**Problem requirements**
An exact copy of all the data is required, with pictures left out.

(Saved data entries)

━━━━

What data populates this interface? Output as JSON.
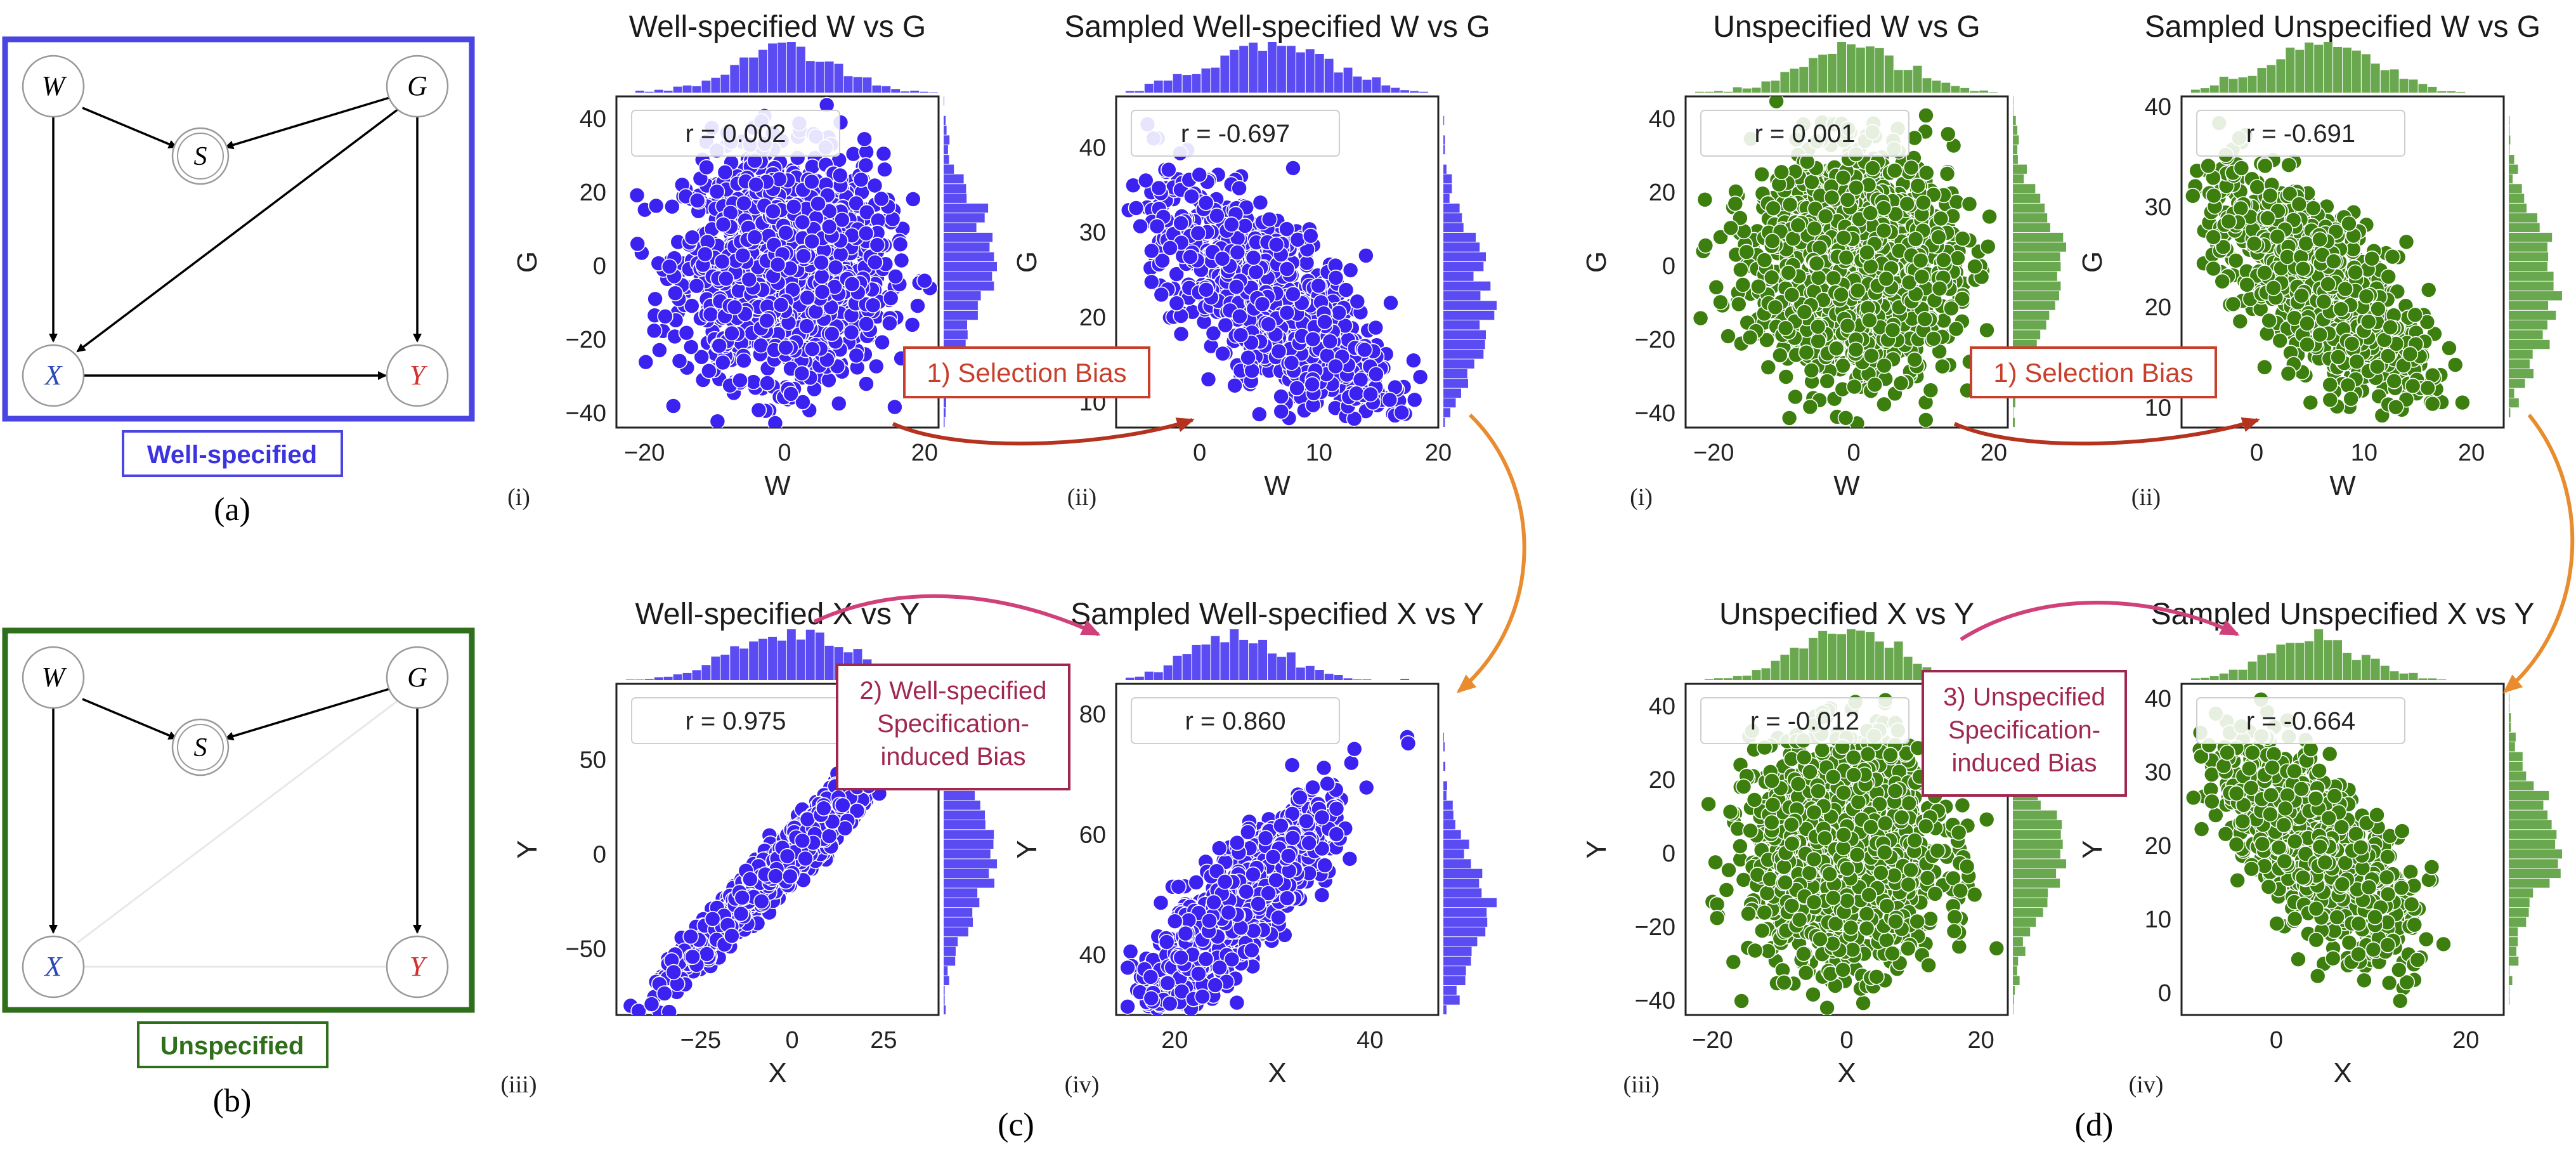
{
  "colors": {
    "well": "#3b22f0",
    "well_hist": "#5a4cf2",
    "unspec": "#3c7f0f",
    "unspec_hist": "#6aa84f",
    "frame_well": "#4a45e2",
    "frame_unspec": "#2f6e1a",
    "x_node": "#2a48b8",
    "y_node": "#d23232",
    "sel_bias": "#c8402c",
    "spec_bias": "#a0284f",
    "arrow_orange": "#e98b2f",
    "arrow_pink": "#d0407a"
  },
  "dag_a": {
    "nodes": [
      "W",
      "G",
      "S",
      "X",
      "Y"
    ],
    "label": "Well-specified",
    "caption": "(a)"
  },
  "dag_b": {
    "nodes": [
      "W",
      "G",
      "S",
      "X",
      "Y"
    ],
    "label": "Unspecified",
    "caption": "(b)"
  },
  "captions": {
    "c": "(c)",
    "d": "(d)"
  },
  "annotations": {
    "selection_bias": "1) Selection Bias",
    "well_bias": [
      "2) Well-specified",
      "Specification-",
      "induced Bias"
    ],
    "unspec_bias": [
      "3) Unspecified",
      "Specification-",
      "induced Bias"
    ]
  },
  "chart_data": [
    {
      "id": "c-i",
      "type": "scatter",
      "group": "well",
      "sub": "(i)",
      "title": "Well-specified W vs G",
      "xlabel": "W",
      "ylabel": "G",
      "xlim": [
        -24,
        22
      ],
      "ylim": [
        -44,
        46
      ],
      "xticks": [
        -20,
        0,
        20
      ],
      "yticks": [
        -40,
        -20,
        0,
        20,
        40
      ],
      "r_label": "r = 0.002",
      "cloud": {
        "cx": 0,
        "cy": 0,
        "sx": 7,
        "sy": 15,
        "rho": 0.0
      }
    },
    {
      "id": "c-ii",
      "type": "scatter",
      "group": "well",
      "sub": "(ii)",
      "title": "Sampled Well-specified W vs G",
      "xlabel": "W",
      "ylabel": "G",
      "xlim": [
        -7,
        20
      ],
      "ylim": [
        7,
        46
      ],
      "xticks": [
        0,
        10,
        20
      ],
      "yticks": [
        10,
        20,
        30,
        40
      ],
      "r_label": "r = -0.697",
      "cloud": {
        "cx": 6,
        "cy": 22,
        "sx": 5,
        "sy": 7,
        "rho": -0.72
      }
    },
    {
      "id": "c-iii",
      "type": "scatter",
      "group": "well",
      "sub": "(iii)",
      "title": "Well-specified X vs Y",
      "xlabel": "X",
      "ylabel": "Y",
      "xlim": [
        -48,
        40
      ],
      "ylim": [
        -85,
        90
      ],
      "xticks": [
        -25,
        0,
        25
      ],
      "yticks": [
        -50,
        0,
        50
      ],
      "r_label": "r = 0.975",
      "cloud": {
        "cx": 0,
        "cy": 0,
        "sx": 15,
        "sy": 30,
        "rho": 0.975
      }
    },
    {
      "id": "c-iv",
      "type": "scatter",
      "group": "well",
      "sub": "(iv)",
      "title": "Sampled Well-specified X vs Y",
      "xlabel": "X",
      "ylabel": "Y",
      "xlim": [
        14,
        47
      ],
      "ylim": [
        30,
        85
      ],
      "xticks": [
        20,
        40
      ],
      "yticks": [
        40,
        60,
        80
      ],
      "r_label": "r = 0.860",
      "cloud": {
        "cx": 26,
        "cy": 47,
        "sx": 5,
        "sy": 9,
        "rho": 0.86
      }
    },
    {
      "id": "d-i",
      "type": "scatter",
      "group": "unspec",
      "sub": "(i)",
      "title": "Unspecified W vs G",
      "xlabel": "W",
      "ylabel": "G",
      "xlim": [
        -24,
        22
      ],
      "ylim": [
        -44,
        46
      ],
      "xticks": [
        -20,
        0,
        20
      ],
      "yticks": [
        -40,
        -20,
        0,
        20,
        40
      ],
      "r_label": "r = 0.001",
      "cloud": {
        "cx": 0,
        "cy": 0,
        "sx": 7,
        "sy": 15,
        "rho": 0.0
      }
    },
    {
      "id": "d-ii",
      "type": "scatter",
      "group": "unspec",
      "sub": "(ii)",
      "title": "Sampled Unspecified W vs G",
      "xlabel": "W",
      "ylabel": "G",
      "xlim": [
        -7,
        23
      ],
      "ylim": [
        8,
        41
      ],
      "xticks": [
        0,
        10,
        20
      ],
      "yticks": [
        10,
        20,
        30,
        40
      ],
      "r_label": "r = -0.691",
      "cloud": {
        "cx": 6,
        "cy": 22,
        "sx": 5,
        "sy": 6,
        "rho": -0.72
      }
    },
    {
      "id": "d-iii",
      "type": "scatter",
      "group": "unspec",
      "sub": "(iii)",
      "title": "Unspecified X vs Y",
      "xlabel": "X",
      "ylabel": "Y",
      "xlim": [
        -24,
        24
      ],
      "ylim": [
        -44,
        46
      ],
      "xticks": [
        -20,
        0,
        20
      ],
      "yticks": [
        -40,
        -20,
        0,
        20,
        40
      ],
      "r_label": "r = -0.012",
      "cloud": {
        "cx": 0,
        "cy": 0,
        "sx": 7,
        "sy": 15,
        "rho": 0.0
      }
    },
    {
      "id": "d-iv",
      "type": "scatter",
      "group": "unspec",
      "sub": "(iv)",
      "title": "Sampled Unspecified X vs Y",
      "xlabel": "X",
      "ylabel": "Y",
      "xlim": [
        -10,
        24
      ],
      "ylim": [
        -3,
        42
      ],
      "xticks": [
        0,
        20
      ],
      "yticks": [
        0,
        10,
        20,
        30,
        40
      ],
      "r_label": "r = -0.664",
      "cloud": {
        "cx": 4,
        "cy": 20,
        "sx": 5,
        "sy": 7,
        "rho": -0.68
      }
    }
  ]
}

━━━━

**Reply to the exercise**
What data populates this interface? Output as JSON.
{
  "colors": {
    "well": "#3b22f0",
    "well_hist": "#5a4cf2",
    "unspec": "#3c7f0f",
    "unspec_hist": "#6aa84f",
    "frame_well": "#4a45e2",
    "frame_unspec": "#2f6e1a",
    "x_node": "#2a48b8",
    "y_node": "#d23232",
    "sel_bias": "#c8402c",
    "spec_bias": "#a0284f",
    "arrow_orange": "#e98b2f",
    "arrow_pink": "#d0407a"
  },
  "dag_a": {
    "nodes": [
      "W",
      "G",
      "S",
      "X",
      "Y"
    ],
    "label": "Well-specified",
    "caption": "(a)"
  },
  "dag_b": {
    "nodes": [
      "W",
      "G",
      "S",
      "X",
      "Y"
    ],
    "label": "Unspecified",
    "caption": "(b)"
  },
  "captions": {
    "c": "(c)",
    "d": "(d)"
  },
  "annotations": {
    "selection_bias": "1) Selection Bias",
    "well_bias": [
      "2) Well-specified",
      "Specification-",
      "induced Bias"
    ],
    "unspec_bias": [
      "3) Unspecified",
      "Specification-",
      "induced Bias"
    ]
  },
  "chart_data": [
    {
      "id": "c-i",
      "type": "scatter",
      "group": "well",
      "sub": "(i)",
      "title": "Well-specified W vs G",
      "xlabel": "W",
      "ylabel": "G",
      "xlim": [
        -24,
        22
      ],
      "ylim": [
        -44,
        46
      ],
      "xticks": [
        -20,
        0,
        20
      ],
      "yticks": [
        -40,
        -20,
        0,
        20,
        40
      ],
      "r_label": "r = 0.002",
      "cloud": {
        "cx": 0,
        "cy": 0,
        "sx": 7,
        "sy": 15,
        "rho": 0.0
      }
    },
    {
      "id": "c-ii",
      "type": "scatter",
      "group": "well",
      "sub": "(ii)",
      "title": "Sampled Well-specified W vs G",
      "xlabel": "W",
      "ylabel": "G",
      "xlim": [
        -7,
        20
      ],
      "ylim": [
        7,
        46
      ],
      "xticks": [
        0,
        10,
        20
      ],
      "yticks": [
        10,
        20,
        30,
        40
      ],
      "r_label": "r = -0.697",
      "cloud": {
        "cx": 6,
        "cy": 22,
        "sx": 5,
        "sy": 7,
        "rho": -0.72
      }
    },
    {
      "id": "c-iii",
      "type": "scatter",
      "group": "well",
      "sub": "(iii)",
      "title": "Well-specified X vs Y",
      "xlabel": "X",
      "ylabel": "Y",
      "xlim": [
        -48,
        40
      ],
      "ylim": [
        -85,
        90
      ],
      "xticks": [
        -25,
        0,
        25
      ],
      "yticks": [
        -50,
        0,
        50
      ],
      "r_label": "r = 0.975",
      "cloud": {
        "cx": 0,
        "cy": 0,
        "sx": 15,
        "sy": 30,
        "rho": 0.975
      }
    },
    {
      "id": "c-iv",
      "type": "scatter",
      "group": "well",
      "sub": "(iv)",
      "title": "Sampled Well-specified X vs Y",
      "xlabel": "X",
      "ylabel": "Y",
      "xlim": [
        14,
        47
      ],
      "ylim": [
        30,
        85
      ],
      "xticks": [
        20,
        40
      ],
      "yticks": [
        40,
        60,
        80
      ],
      "r_label": "r = 0.860",
      "cloud": {
        "cx": 26,
        "cy": 47,
        "sx": 5,
        "sy": 9,
        "rho": 0.86
      }
    },
    {
      "id": "d-i",
      "type": "scatter",
      "group": "unspec",
      "sub": "(i)",
      "title": "Unspecified W vs G",
      "xlabel": "W",
      "ylabel": "G",
      "xlim": [
        -24,
        22
      ],
      "ylim": [
        -44,
        46
      ],
      "xticks": [
        -20,
        0,
        20
      ],
      "yticks": [
        -40,
        -20,
        0,
        20,
        40
      ],
      "r_label": "r = 0.001",
      "cloud": {
        "cx": 0,
        "cy": 0,
        "sx": 7,
        "sy": 15,
        "rho": 0.0
      }
    },
    {
      "id": "d-ii",
      "type": "scatter",
      "group": "unspec",
      "sub": "(ii)",
      "title": "Sampled Unspecified W vs G",
      "xlabel": "W",
      "ylabel": "G",
      "xlim": [
        -7,
        23
      ],
      "ylim": [
        8,
        41
      ],
      "xticks": [
        0,
        10,
        20
      ],
      "yticks": [
        10,
        20,
        30,
        40
      ],
      "r_label": "r = -0.691",
      "cloud": {
        "cx": 6,
        "cy": 22,
        "sx": 5,
        "sy": 6,
        "rho": -0.72
      }
    },
    {
      "id": "d-iii",
      "type": "scatter",
      "group": "unspec",
      "sub": "(iii)",
      "title": "Unspecified X vs Y",
      "xlabel": "X",
      "ylabel": "Y",
      "xlim": [
        -24,
        24
      ],
      "ylim": [
        -44,
        46
      ],
      "xticks": [
        -20,
        0,
        20
      ],
      "yticks": [
        -40,
        -20,
        0,
        20,
        40
      ],
      "r_label": "r = -0.012",
      "cloud": {
        "cx": 0,
        "cy": 0,
        "sx": 7,
        "sy": 15,
        "rho": 0.0
      }
    },
    {
      "id": "d-iv",
      "type": "scatter",
      "group": "unspec",
      "sub": "(iv)",
      "title": "Sampled Unspecified X vs Y",
      "xlabel": "X",
      "ylabel": "Y",
      "xlim": [
        -10,
        24
      ],
      "ylim": [
        -3,
        42
      ],
      "xticks": [
        0,
        20
      ],
      "yticks": [
        0,
        10,
        20,
        30,
        40
      ],
      "r_label": "r = -0.664",
      "cloud": {
        "cx": 4,
        "cy": 20,
        "sx": 5,
        "sy": 7,
        "rho": -0.68
      }
    }
  ]
}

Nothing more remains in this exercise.